What you will do —
Answer with one number: the count of lines in this material that hold the word "name".

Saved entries

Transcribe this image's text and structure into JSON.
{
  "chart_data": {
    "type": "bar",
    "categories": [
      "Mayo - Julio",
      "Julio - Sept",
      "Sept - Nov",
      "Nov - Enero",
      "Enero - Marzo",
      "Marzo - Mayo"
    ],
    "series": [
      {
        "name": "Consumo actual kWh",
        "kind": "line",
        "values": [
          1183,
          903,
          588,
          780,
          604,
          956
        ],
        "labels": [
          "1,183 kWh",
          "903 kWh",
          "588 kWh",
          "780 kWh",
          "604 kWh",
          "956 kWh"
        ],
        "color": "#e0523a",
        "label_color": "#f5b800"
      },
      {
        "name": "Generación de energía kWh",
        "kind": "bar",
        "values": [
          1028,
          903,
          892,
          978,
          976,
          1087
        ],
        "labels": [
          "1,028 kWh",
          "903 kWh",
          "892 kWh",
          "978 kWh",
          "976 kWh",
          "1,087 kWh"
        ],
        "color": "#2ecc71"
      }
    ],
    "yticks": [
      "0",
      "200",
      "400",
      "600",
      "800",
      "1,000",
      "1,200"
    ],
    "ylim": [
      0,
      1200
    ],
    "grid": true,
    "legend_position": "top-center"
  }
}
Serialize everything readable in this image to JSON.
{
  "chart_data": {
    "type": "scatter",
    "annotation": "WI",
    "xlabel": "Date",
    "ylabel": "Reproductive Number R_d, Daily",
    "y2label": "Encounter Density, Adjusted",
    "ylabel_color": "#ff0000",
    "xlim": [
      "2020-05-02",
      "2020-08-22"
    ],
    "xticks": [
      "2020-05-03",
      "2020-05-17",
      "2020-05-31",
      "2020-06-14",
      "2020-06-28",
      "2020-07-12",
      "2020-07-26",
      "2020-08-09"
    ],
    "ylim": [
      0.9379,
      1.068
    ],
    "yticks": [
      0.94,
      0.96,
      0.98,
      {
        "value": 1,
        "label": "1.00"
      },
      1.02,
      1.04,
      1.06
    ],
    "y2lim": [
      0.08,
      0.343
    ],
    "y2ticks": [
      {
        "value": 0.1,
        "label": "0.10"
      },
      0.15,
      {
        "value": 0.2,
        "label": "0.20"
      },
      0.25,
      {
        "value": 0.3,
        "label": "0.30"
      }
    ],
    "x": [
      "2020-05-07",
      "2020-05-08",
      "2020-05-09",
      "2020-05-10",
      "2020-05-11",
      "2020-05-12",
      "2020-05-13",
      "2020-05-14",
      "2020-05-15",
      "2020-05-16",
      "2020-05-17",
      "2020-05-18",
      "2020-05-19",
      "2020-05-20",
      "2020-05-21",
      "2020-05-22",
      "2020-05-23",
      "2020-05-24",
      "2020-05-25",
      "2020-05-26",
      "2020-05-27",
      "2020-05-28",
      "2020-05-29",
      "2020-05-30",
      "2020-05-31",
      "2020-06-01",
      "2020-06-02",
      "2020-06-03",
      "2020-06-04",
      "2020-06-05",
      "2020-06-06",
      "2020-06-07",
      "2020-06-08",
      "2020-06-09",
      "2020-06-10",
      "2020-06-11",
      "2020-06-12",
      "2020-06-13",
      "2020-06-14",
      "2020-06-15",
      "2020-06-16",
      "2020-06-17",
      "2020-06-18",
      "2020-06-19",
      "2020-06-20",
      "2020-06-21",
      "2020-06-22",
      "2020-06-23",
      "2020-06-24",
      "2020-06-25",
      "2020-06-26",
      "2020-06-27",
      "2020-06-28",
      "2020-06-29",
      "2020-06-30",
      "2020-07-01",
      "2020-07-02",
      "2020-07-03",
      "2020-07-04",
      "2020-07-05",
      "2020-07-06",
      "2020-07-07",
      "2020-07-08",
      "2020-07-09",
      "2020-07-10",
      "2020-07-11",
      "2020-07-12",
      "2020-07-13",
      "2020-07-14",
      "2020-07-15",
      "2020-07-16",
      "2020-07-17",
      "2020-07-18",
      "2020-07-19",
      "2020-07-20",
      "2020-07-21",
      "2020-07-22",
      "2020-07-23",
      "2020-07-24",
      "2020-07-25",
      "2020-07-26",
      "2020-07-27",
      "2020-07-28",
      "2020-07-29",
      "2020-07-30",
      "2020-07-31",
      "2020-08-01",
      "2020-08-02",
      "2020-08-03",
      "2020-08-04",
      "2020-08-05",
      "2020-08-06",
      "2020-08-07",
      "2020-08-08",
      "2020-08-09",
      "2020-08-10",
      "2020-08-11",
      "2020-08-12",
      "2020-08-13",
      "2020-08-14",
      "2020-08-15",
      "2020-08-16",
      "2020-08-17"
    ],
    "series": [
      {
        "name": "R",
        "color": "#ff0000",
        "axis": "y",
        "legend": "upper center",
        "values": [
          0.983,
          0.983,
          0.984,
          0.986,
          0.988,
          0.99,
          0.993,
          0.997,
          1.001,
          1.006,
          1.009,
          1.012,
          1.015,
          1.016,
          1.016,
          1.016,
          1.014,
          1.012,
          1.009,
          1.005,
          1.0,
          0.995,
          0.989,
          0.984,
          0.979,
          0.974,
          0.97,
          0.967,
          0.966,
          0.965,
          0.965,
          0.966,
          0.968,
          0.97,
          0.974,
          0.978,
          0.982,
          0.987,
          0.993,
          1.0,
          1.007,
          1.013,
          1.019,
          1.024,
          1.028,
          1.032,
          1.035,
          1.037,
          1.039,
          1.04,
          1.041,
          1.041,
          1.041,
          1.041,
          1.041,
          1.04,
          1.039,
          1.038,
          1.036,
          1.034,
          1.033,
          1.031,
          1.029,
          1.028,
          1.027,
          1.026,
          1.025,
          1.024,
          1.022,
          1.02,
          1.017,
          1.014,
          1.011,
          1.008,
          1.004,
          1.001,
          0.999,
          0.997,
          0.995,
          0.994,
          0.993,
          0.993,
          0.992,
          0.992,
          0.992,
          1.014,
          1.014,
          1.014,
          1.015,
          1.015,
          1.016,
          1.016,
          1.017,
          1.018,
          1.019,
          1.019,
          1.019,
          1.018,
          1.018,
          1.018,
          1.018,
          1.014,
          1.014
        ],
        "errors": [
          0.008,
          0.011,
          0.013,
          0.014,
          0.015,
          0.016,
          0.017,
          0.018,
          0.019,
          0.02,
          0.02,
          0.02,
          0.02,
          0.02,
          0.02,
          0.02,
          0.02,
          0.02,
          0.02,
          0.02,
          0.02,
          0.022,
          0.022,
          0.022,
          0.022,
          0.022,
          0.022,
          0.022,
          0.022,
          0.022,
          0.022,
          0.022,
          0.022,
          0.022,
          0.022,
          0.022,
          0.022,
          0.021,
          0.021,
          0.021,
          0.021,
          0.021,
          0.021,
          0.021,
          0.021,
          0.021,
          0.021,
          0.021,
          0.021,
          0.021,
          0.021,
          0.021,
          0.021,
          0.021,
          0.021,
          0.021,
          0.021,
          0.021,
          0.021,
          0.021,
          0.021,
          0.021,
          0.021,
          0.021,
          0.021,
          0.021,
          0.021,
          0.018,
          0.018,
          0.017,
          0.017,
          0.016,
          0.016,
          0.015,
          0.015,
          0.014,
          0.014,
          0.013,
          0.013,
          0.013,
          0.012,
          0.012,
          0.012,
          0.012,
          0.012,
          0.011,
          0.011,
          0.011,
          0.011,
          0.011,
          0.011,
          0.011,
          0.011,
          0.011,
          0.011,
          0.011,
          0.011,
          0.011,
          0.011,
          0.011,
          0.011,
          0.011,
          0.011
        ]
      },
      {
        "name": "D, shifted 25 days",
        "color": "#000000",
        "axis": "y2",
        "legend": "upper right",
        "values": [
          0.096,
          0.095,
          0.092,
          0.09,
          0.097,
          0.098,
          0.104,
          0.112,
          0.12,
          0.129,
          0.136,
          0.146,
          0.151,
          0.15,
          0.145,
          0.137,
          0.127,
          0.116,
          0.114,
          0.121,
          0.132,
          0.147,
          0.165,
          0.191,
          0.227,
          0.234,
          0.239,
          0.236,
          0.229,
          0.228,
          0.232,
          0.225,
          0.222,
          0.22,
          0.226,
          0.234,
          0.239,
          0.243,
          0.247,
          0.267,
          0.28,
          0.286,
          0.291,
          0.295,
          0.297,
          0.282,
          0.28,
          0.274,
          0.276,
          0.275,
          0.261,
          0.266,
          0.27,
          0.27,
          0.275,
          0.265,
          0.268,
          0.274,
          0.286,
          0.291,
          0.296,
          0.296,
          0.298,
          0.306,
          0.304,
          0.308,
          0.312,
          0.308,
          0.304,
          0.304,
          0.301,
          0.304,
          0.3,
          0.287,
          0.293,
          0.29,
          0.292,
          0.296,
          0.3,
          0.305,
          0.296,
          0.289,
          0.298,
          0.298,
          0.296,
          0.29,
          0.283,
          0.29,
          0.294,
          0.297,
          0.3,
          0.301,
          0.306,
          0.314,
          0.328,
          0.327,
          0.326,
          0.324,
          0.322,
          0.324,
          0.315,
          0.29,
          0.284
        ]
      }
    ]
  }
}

Task answer —
4